▸ **What is needed**: Identify each line below containing the string "icon" and copy it.
[START OF Records for processing]
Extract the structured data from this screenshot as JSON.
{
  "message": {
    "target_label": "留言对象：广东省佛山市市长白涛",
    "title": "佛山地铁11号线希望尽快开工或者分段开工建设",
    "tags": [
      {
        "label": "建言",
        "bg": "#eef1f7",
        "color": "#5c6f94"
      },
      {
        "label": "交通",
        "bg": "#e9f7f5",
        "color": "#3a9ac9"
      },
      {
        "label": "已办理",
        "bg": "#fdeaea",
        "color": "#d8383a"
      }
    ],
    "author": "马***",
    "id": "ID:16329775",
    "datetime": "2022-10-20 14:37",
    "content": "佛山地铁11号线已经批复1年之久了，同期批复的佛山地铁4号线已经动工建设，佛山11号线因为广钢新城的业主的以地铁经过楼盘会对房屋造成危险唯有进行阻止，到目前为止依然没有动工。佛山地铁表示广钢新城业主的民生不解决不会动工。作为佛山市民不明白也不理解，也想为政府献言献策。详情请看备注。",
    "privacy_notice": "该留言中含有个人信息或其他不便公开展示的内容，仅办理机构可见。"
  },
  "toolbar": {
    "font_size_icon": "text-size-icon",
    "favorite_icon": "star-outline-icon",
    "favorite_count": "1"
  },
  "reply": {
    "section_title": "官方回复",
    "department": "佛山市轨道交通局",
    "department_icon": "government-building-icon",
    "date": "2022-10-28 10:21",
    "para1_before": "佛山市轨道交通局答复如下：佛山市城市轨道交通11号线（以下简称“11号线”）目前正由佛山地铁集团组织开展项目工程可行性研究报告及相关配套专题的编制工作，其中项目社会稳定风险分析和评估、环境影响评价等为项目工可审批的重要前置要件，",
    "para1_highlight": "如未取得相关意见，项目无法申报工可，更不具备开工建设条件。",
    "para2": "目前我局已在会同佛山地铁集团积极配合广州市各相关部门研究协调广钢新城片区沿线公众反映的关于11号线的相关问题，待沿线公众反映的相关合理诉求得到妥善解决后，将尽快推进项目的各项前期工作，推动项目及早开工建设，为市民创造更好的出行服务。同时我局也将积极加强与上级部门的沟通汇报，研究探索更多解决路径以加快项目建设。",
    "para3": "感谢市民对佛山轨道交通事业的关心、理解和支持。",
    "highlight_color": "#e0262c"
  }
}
[END OF Records for processing]
▸ **Result of the task**:
    "font_size_icon": "text-size-icon",
    "favorite_icon": "star-outline-icon",
    "department_icon": "government-building-icon",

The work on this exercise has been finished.